Dataset entries:
┌────────
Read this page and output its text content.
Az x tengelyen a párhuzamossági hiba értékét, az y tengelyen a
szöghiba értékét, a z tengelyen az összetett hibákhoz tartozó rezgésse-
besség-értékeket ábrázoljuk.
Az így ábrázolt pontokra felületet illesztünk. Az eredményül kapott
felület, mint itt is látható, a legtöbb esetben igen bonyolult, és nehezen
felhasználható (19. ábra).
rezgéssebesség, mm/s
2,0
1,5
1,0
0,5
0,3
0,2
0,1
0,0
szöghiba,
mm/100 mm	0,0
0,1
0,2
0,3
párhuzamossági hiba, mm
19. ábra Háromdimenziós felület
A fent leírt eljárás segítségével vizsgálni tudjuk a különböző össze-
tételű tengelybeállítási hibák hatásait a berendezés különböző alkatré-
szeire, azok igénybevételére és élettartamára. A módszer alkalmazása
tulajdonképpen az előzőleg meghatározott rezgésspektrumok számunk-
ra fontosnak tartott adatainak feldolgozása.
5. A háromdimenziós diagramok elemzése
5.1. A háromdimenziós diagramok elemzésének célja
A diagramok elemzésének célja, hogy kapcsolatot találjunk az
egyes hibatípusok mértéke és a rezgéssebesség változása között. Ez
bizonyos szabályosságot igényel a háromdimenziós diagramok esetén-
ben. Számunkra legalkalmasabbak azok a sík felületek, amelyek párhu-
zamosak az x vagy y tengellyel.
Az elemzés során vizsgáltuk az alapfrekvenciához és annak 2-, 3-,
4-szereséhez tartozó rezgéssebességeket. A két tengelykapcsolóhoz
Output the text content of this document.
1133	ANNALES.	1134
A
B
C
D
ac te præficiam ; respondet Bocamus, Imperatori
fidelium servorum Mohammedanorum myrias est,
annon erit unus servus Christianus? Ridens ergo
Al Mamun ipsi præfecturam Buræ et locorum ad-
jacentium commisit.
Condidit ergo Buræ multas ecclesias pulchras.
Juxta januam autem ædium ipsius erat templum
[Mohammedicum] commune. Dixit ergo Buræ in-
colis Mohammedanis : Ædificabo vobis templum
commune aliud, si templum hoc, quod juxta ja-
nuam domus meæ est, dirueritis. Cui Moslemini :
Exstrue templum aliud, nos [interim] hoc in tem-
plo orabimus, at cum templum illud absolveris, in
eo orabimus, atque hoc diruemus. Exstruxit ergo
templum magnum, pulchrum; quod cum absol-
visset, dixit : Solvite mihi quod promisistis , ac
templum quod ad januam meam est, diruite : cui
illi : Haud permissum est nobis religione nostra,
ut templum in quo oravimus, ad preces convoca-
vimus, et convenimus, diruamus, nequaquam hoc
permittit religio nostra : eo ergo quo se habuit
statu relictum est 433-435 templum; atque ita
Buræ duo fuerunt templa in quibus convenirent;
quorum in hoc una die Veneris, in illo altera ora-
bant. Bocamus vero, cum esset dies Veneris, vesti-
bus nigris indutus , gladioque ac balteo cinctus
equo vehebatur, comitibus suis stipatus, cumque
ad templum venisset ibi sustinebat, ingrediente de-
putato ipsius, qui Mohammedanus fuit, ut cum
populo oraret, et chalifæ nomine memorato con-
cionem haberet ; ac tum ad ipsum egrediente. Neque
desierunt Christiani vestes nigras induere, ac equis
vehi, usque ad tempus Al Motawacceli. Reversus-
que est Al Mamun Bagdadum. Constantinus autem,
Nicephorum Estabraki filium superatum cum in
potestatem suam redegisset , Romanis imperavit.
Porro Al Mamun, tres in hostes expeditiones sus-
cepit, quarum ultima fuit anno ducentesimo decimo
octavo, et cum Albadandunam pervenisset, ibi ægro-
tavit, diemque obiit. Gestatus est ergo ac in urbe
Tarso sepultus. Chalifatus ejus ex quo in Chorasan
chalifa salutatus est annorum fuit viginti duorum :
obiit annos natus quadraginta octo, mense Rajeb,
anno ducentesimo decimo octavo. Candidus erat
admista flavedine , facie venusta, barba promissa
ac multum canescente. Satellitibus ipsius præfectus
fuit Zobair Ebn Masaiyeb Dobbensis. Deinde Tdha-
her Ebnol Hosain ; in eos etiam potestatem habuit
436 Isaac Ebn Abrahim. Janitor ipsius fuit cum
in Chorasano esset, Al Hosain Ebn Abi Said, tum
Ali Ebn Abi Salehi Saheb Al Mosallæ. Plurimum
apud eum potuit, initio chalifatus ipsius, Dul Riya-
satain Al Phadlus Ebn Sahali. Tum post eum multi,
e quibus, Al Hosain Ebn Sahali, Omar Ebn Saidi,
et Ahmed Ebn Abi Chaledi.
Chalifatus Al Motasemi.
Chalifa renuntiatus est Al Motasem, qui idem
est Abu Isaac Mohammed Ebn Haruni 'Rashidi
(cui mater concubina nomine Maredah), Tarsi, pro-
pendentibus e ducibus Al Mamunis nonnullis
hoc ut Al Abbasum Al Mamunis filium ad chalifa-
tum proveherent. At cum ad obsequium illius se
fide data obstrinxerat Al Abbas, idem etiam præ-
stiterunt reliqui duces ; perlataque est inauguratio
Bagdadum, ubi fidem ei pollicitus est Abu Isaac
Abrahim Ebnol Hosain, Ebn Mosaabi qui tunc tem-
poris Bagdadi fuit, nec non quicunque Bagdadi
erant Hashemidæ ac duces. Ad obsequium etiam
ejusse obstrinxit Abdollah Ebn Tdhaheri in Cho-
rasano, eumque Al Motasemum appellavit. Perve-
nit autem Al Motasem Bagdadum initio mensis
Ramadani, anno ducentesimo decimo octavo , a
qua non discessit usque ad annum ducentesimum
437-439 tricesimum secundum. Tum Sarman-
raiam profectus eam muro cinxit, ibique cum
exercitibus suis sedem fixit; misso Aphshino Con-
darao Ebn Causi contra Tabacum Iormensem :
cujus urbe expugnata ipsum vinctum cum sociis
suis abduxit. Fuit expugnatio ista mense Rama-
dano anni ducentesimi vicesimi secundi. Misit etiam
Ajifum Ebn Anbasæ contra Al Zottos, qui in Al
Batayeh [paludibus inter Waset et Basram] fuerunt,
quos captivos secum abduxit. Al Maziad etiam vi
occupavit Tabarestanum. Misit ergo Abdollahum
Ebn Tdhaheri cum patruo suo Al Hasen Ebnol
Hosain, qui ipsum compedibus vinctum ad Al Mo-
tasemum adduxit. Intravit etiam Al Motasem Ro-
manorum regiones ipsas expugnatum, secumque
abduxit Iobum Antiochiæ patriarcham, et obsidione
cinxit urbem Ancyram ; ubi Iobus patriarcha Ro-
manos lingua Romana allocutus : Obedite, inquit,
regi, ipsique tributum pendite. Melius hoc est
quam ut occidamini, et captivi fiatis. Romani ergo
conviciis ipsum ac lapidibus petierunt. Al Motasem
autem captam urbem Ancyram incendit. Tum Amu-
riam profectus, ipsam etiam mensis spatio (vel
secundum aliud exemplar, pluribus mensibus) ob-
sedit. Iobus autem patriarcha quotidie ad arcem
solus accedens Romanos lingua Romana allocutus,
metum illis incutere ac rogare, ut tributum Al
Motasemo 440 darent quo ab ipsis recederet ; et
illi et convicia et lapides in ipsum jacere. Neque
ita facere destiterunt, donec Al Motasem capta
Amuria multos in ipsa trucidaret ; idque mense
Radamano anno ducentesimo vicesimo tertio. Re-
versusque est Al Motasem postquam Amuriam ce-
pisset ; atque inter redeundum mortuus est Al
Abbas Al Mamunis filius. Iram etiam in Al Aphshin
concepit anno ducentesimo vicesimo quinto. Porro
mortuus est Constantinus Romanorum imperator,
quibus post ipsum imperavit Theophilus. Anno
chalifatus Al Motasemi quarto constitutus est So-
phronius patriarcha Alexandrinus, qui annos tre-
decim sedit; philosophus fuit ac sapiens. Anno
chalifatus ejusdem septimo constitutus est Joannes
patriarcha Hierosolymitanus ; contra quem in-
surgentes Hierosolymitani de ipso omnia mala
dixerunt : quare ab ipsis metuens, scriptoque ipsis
└────────
Your goal: Find each line holding "urbem". Copy it out.

Complete answer:
cinxit urbem Ancyram ; ubi Iobus patriarcha Ro-
autem captam urbem Ancyram incendit. Tum Amu-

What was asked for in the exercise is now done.